* _Что нужно сделать 1_
В каком городе, согласно отрывку из книги «Берлин, май 1945», проживает Михаил Арнаудов?
* _Что нужно сделать 2_
Перепишите из отрывка книги «Берлин, май 1945» дословно фрагмент, начиная со слов "За то время, что" и продолжая до слов "с ним навсегда." включительно.

* _Выбранный текст_
━━━━━━━━━━━━━━━━━━━━━━━━━━━━━━

Берлин, май 1945 (Ржевская) - страница 120

С той минуты я ничего не знала о болгарском студенте. Но спустя почти двадцать лет, когда снова повсюду всколыхнулся интерес к тому, жив или мертв Гитлер, я увидела в журнале «Штерн» портрет этого человека – все еще волнистые волосы и мягкие черты лица, хотя за это время он, разумеется, изменился. Узнала, что он – Михаил Арнаудов, проживающий в Киле. И прочитала его нашумевшее на весь мир интервью, в котором он на свой лад рассказывает об этой нашей поездке правдиво, а дальше присочиняет о своем участии в опознании Гитлера.

За то время, что студент находился с нами, он мог легко уяснить, зачем нам так необходимо было разыскать гитлеровских дантистов и историю его зубных болезней. И вот когда такое неожиданное, такое жгучее, авантюрное приключение, в которое молодой человек был ввергнут, вступало в решающую фазу, занавес опустился, действующие лица скрылись с его глаз. Что дальше? Как тут не поддаться фантазиям.

Он оказал нам тогда существенную услугу, проводив нас от Айкена в кабинет Блашке. Но в опознании он ничем не мог быть полезен. И мы, поблагодарив его, простились с ним навсегда.

По дороге в имперскую канцелярию Кете Хойзерман рассказывала, что выезжала с Блашке в Берхтесгаден, и там ее пациенткой была Ева Браун. В Берлине ее существование тщательно скрывалось до самых последних дней и делались постоянные заявления, что фюрер не курит, не пьет и никаких земных радостей не знает а только служит народу. Это было краеугольным камнем пропаганды.

Мы оставили машину и молча шли втроем по нерасчищенной, безлюдной Вильгельмштрассе.

━━━━━━━━━━━━━━━━━━━━━━━━━━━━━━

* _Данные для предсказания ограничивающих рамок_
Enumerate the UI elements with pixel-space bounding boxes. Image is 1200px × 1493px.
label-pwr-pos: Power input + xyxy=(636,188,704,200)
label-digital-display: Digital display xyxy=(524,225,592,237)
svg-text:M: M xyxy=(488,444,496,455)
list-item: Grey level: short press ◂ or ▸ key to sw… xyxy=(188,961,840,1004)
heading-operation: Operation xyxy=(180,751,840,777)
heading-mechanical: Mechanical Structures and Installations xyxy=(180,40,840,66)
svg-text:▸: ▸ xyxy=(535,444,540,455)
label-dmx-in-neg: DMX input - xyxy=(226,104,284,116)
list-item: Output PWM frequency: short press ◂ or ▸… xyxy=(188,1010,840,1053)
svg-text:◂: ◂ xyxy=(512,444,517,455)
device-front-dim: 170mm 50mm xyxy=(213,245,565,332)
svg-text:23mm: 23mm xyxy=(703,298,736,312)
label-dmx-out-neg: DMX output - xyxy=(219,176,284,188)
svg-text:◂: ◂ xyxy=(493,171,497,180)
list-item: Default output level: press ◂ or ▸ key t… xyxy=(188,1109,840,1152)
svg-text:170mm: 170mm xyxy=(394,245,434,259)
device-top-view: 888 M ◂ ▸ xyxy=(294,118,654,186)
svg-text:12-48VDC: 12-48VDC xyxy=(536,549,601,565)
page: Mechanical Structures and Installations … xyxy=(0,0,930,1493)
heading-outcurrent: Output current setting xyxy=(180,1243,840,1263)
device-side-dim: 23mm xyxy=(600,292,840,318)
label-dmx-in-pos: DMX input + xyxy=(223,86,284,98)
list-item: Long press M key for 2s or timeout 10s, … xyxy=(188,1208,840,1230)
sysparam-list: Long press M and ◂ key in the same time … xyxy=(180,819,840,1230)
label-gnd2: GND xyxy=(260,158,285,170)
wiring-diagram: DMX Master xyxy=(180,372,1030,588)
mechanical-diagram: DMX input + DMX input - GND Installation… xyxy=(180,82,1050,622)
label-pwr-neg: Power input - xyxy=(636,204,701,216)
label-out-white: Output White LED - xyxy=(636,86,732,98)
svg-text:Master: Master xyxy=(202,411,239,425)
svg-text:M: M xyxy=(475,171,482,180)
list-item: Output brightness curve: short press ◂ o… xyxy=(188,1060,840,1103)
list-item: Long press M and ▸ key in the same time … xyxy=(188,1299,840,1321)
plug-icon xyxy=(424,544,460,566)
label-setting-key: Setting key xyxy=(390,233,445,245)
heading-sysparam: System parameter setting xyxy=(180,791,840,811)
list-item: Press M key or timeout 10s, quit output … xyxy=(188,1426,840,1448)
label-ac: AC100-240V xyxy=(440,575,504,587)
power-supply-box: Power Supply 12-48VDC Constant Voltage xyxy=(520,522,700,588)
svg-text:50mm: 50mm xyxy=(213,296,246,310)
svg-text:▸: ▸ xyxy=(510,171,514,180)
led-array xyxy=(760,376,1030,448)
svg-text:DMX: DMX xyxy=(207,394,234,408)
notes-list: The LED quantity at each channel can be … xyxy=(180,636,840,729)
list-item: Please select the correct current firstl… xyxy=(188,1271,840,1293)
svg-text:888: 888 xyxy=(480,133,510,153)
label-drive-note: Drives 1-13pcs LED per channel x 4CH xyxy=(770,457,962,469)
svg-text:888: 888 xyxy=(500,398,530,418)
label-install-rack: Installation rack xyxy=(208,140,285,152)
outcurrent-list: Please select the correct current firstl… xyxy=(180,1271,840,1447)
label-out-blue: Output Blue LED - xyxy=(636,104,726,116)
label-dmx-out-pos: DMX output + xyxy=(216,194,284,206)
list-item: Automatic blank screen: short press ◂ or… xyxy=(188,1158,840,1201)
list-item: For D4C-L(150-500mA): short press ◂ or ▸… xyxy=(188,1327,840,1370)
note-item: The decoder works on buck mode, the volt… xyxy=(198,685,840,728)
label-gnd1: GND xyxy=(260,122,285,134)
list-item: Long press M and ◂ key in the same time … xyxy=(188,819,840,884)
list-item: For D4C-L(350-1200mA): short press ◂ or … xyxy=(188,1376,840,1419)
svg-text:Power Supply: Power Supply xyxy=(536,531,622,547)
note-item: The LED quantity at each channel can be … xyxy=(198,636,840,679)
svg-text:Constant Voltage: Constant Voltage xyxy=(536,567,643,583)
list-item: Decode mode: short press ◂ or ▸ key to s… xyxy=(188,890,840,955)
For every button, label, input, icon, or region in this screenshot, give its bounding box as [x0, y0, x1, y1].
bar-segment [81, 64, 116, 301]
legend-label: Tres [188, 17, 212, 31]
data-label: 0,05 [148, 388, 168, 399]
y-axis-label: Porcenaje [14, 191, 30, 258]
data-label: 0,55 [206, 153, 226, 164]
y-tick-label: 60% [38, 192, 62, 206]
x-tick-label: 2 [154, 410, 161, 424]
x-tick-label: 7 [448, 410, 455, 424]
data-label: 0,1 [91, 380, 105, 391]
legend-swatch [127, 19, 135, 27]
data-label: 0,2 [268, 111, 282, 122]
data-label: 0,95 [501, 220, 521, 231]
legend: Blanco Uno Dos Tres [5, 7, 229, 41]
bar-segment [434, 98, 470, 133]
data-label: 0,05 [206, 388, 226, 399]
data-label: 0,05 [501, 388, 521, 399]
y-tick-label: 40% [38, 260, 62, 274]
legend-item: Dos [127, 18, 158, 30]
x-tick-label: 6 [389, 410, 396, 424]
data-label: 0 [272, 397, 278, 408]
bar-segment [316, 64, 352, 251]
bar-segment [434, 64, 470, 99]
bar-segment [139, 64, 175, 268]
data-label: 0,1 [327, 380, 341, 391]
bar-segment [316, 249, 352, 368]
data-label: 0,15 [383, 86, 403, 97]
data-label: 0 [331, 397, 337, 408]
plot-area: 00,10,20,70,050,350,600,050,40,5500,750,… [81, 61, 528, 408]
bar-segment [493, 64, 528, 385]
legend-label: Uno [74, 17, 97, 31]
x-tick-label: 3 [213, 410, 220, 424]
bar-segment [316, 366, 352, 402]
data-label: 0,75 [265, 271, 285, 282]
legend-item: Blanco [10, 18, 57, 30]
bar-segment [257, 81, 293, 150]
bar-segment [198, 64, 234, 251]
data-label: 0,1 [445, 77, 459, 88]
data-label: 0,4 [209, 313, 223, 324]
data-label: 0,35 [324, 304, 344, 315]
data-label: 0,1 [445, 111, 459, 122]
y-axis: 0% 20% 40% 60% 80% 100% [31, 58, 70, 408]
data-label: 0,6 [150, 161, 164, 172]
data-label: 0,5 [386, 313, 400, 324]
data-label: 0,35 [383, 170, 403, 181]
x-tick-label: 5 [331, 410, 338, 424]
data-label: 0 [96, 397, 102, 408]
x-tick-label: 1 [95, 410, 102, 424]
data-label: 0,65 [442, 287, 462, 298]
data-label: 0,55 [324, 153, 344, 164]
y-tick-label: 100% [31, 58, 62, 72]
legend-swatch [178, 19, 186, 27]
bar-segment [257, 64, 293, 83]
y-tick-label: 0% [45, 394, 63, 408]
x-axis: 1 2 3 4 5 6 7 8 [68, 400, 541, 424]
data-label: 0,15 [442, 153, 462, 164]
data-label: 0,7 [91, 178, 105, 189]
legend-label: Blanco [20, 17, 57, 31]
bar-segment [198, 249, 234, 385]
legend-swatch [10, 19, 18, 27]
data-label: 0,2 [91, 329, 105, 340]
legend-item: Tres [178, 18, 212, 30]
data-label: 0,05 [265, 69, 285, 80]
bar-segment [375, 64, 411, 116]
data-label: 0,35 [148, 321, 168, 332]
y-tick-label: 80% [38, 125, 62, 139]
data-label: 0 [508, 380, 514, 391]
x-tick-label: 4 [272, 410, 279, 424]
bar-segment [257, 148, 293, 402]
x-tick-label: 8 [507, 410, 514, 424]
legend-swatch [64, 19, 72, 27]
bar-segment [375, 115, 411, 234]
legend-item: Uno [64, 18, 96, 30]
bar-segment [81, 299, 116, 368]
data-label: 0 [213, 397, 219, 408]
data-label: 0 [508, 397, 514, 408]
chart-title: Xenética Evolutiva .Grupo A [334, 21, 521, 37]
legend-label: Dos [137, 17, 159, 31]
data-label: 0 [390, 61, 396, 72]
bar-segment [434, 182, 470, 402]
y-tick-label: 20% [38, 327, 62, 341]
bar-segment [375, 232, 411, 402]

━━━━━━━━━━━━━━━━━━━━━━━━━━━━━━

* _Результат выполнения 1_
В Киле.

* _Результат выполнения 2_
За то время, что студент находился с нами, он мог легко уяснить, зачем нам так необходимо было разыскать гитлеровских дантистов и историю его зубных болезней. И вот когда такое неожиданное, такое жгучее, авантюрное приключение, в которое молодой человек был ввергнут, вступало в решающую фазу, занавес опустился, действующие лица скрылись с его глаз. Что дальше? Как тут не поддаться фантазиям.

Он оказал нам тогда существенную услугу, проводив нас от Айкена в кабинет Блашке. Но в опознании он ничем не мог быть полезен. И мы, поблагодарив его, простились с ним навсегда.